begin DATA SUPPLIED
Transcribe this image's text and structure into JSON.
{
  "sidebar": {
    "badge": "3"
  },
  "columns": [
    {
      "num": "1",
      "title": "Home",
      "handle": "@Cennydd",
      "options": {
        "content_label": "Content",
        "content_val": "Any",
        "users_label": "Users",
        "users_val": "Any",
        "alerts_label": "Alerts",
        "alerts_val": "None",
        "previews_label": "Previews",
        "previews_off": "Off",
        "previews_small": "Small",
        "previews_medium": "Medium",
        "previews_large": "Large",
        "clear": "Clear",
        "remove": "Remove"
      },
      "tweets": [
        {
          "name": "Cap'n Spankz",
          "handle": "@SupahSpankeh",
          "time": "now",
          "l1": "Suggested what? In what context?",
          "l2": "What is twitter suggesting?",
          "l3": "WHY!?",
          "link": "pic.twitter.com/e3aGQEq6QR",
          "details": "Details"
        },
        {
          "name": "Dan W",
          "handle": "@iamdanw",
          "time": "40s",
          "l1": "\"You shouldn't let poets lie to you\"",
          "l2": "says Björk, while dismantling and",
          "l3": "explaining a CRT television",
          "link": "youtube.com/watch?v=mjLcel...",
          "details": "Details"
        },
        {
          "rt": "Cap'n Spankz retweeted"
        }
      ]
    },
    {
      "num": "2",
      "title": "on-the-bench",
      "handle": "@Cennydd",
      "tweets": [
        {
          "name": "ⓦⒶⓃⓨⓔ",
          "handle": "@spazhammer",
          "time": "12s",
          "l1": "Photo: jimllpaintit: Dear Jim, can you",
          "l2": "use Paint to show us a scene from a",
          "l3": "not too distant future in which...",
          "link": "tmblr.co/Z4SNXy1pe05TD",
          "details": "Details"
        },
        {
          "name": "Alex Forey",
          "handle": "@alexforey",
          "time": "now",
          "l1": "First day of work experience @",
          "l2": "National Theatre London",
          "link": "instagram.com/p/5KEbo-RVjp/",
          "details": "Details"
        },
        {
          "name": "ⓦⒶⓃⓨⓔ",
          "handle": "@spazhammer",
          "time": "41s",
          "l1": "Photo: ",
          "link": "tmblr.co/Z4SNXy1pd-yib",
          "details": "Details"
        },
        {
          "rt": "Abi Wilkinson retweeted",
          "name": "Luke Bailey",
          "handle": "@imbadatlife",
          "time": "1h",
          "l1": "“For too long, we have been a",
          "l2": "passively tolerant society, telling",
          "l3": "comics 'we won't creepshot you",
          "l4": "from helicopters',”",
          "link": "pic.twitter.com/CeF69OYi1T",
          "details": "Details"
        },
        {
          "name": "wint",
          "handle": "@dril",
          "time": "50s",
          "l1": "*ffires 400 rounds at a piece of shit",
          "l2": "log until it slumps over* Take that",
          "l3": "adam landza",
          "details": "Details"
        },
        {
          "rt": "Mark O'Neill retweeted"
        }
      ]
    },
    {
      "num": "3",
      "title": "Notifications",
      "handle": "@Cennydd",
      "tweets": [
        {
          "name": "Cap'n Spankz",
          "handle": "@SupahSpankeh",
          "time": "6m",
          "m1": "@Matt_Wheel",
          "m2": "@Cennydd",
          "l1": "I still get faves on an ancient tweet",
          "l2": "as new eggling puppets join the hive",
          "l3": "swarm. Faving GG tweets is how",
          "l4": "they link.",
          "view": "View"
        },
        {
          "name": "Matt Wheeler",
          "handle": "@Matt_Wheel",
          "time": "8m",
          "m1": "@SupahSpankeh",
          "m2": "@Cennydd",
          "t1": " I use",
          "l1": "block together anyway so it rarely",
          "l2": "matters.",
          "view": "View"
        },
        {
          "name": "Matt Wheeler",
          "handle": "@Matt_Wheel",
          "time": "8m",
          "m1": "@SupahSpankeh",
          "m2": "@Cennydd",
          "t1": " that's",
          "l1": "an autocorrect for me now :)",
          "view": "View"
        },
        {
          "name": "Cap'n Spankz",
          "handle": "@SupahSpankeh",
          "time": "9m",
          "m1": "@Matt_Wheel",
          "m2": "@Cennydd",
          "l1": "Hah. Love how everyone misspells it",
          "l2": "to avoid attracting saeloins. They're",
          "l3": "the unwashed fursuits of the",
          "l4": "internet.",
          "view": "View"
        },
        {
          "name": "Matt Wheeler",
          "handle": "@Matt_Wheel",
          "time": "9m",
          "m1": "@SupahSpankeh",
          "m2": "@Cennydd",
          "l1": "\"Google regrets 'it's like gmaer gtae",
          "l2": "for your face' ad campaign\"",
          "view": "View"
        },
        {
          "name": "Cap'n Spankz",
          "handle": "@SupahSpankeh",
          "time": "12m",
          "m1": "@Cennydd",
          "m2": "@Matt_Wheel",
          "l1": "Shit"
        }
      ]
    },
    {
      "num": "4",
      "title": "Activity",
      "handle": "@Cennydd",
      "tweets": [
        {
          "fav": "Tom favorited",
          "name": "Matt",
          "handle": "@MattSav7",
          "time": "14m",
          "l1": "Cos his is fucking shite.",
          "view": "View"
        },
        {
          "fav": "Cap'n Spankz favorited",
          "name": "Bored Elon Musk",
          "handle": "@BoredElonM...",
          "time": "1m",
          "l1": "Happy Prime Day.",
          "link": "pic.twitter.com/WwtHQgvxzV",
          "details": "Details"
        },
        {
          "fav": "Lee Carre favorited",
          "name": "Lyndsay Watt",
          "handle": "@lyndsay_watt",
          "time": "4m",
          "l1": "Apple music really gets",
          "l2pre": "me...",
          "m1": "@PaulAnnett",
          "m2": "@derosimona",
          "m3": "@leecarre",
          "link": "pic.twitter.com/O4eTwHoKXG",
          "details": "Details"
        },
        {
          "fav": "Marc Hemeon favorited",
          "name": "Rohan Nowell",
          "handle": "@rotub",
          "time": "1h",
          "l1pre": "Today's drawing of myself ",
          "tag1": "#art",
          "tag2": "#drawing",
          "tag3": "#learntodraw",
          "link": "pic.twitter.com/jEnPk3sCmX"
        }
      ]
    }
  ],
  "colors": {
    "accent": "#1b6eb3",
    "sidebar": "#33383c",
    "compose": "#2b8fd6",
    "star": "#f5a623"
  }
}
end DATA SUPPLIED
_THE EXERCISE_. Repeat every line of the material exactly as given.

_CORRECT RESULT_.
Transcribe this image's text and structure into JSON.
{
  "sidebar": {
    "badge": "3"
  },
  "columns": [
    {
      "num": "1",
      "title": "Home",
      "handle": "@Cennydd",
      "options": {
        "content_label": "Content",
        "content_val": "Any",
        "users_label": "Users",
        "users_val": "Any",
        "alerts_label": "Alerts",
        "alerts_val": "None",
        "previews_label": "Previews",
        "previews_off": "Off",
        "previews_small": "Small",
        "previews_medium": "Medium",
        "previews_large": "Large",
        "clear": "Clear",
        "remove": "Remove"
      },
      "tweets": [
        {
          "name": "Cap'n Spankz",
          "handle": "@SupahSpankeh",
          "time": "now",
          "l1": "Suggested what? In what context?",
          "l2": "What is twitter suggesting?",
          "l3": "WHY!?",
          "link": "pic.twitter.com/e3aGQEq6QR",
          "details": "Details"
        },
        {
          "name": "Dan W",
          "handle": "@iamdanw",
          "time": "40s",
          "l1": "\"You shouldn't let poets lie to you\"",
          "l2": "says Björk, while dismantling and",
          "l3": "explaining a CRT television",
          "link": "youtube.com/watch?v=mjLcel...",
          "details": "Details"
        },
        {
          "rt": "Cap'n Spankz retweeted"
        }
      ]
    },
    {
      "num": "2",
      "title": "on-the-bench",
      "handle": "@Cennydd",
      "tweets": [
        {
          "name": "ⓦⒶⓃⓨⓔ",
          "handle": "@spazhammer",
          "time": "12s",
          "l1": "Photo: jimllpaintit: Dear Jim, can you",
          "l2": "use Paint to show us a scene from a",
          "l3": "not too distant future in which...",
          "link": "tmblr.co/Z4SNXy1pe05TD",
          "details": "Details"
        },
        {
          "name": "Alex Forey",
          "handle": "@alexforey",
          "time": "now",
          "l1": "First day of work experience @",
          "l2": "National Theatre London",
          "link": "instagram.com/p/5KEbo-RVjp/",
          "details": "Details"
        },
        {
          "name": "ⓦⒶⓃⓨⓔ",
          "handle": "@spazhammer",
          "time": "41s",
          "l1": "Photo: ",
          "link": "tmblr.co/Z4SNXy1pd-yib",
          "details": "Details"
        },
        {
          "rt": "Abi Wilkinson retweeted",
          "name": "Luke Bailey",
          "handle": "@imbadatlife",
          "time": "1h",
          "l1": "“For too long, we have been a",
          "l2": "passively tolerant society, telling",
          "l3": "comics 'we won't creepshot you",
          "l4": "from helicopters',”",
          "link": "pic.twitter.com/CeF69OYi1T",
          "details": "Details"
        },
        {
          "name": "wint",
          "handle": "@dril",
          "time": "50s",
          "l1": "*ffires 400 rounds at a piece of shit",
          "l2": "log until it slumps over* Take that",
          "l3": "adam landza",
          "details": "Details"
        },
        {
          "rt": "Mark O'Neill retweeted"
        }
      ]
    },
    {
      "num": "3",
      "title": "Notifications",
      "handle": "@Cennydd",
      "tweets": [
        {
          "name": "Cap'n Spankz",
          "handle": "@SupahSpankeh",
          "time": "6m",
          "m1": "@Matt_Wheel",
          "m2": "@Cennydd",
          "l1": "I still get faves on an ancient tweet",
          "l2": "as new eggling puppets join the hive",
          "l3": "swarm. Faving GG tweets is how",
          "l4": "they link.",
          "view": "View"
        },
        {
          "name": "Matt Wheeler",
          "handle": "@Matt_Wheel",
          "time": "8m",
          "m1": "@SupahSpankeh",
          "m2": "@Cennydd",
          "t1": " I use",
          "l1": "block together anyway so it rarely",
          "l2": "matters.",
          "view": "View"
        },
        {
          "name": "Matt Wheeler",
          "handle": "@Matt_Wheel",
          "time": "8m",
          "m1": "@SupahSpankeh",
          "m2": "@Cennydd",
          "t1": " that's",
          "l1": "an autocorrect for me now :)",
          "view": "View"
        },
        {
          "name": "Cap'n Spankz",
          "handle": "@SupahSpankeh",
          "time": "9m",
          "m1": "@Matt_Wheel",
          "m2": "@Cennydd",
          "l1": "Hah. Love how everyone misspells it",
          "l2": "to avoid attracting saeloins. They're",
          "l3": "the unwashed fursuits of the",
          "l4": "internet.",
          "view": "View"
        },
        {
          "name": "Matt Wheeler",
          "handle": "@Matt_Wheel",
          "time": "9m",
          "m1": "@SupahSpankeh",
          "m2": "@Cennydd",
          "l1": "\"Google regrets 'it's like gmaer gtae",
          "l2": "for your face' ad campaign\"",
          "view": "View"
        },
        {
          "name": "Cap'n Spankz",
          "handle": "@SupahSpankeh",
          "time": "12m",
          "m1": "@Cennydd",
          "m2": "@Matt_Wheel",
          "l1": "Shit"
        }
      ]
    },
    {
      "num": "4",
      "title": "Activity",
      "handle": "@Cennydd",
      "tweets": [
        {
          "fav": "Tom favorited",
          "name": "Matt",
          "handle": "@MattSav7",
          "time": "14m",
          "l1": "Cos his is fucking shite.",
          "view": "View"
        },
        {
          "fav": "Cap'n Spankz favorited",
          "name": "Bored Elon Musk",
          "handle": "@BoredElonM...",
          "time": "1m",
          "l1": "Happy Prime Day.",
          "link": "pic.twitter.com/WwtHQgvxzV",
          "details": "Details"
        },
        {
          "fav": "Lee Carre favorited",
          "name": "Lyndsay Watt",
          "handle": "@lyndsay_watt",
          "time": "4m",
          "l1": "Apple music really gets",
          "l2pre": "me...",
          "m1": "@PaulAnnett",
          "m2": "@derosimona",
          "m3": "@leecarre",
          "link": "pic.twitter.com/O4eTwHoKXG",
          "details": "Details"
        },
        {
          "fav": "Marc Hemeon favorited",
          "name": "Rohan Nowell",
          "handle": "@rotub",
          "time": "1h",
          "l1pre": "Today's drawing of myself ",
          "tag1": "#art",
          "tag2": "#drawing",
          "tag3": "#learntodraw",
          "link": "pic.twitter.com/jEnPk3sCmX"
        }
      ]
    }
  ],
  "colors": {
    "accent": "#1b6eb3",
    "sidebar": "#33383c",
    "compose": "#2b8fd6",
    "star": "#f5a623"
  }
}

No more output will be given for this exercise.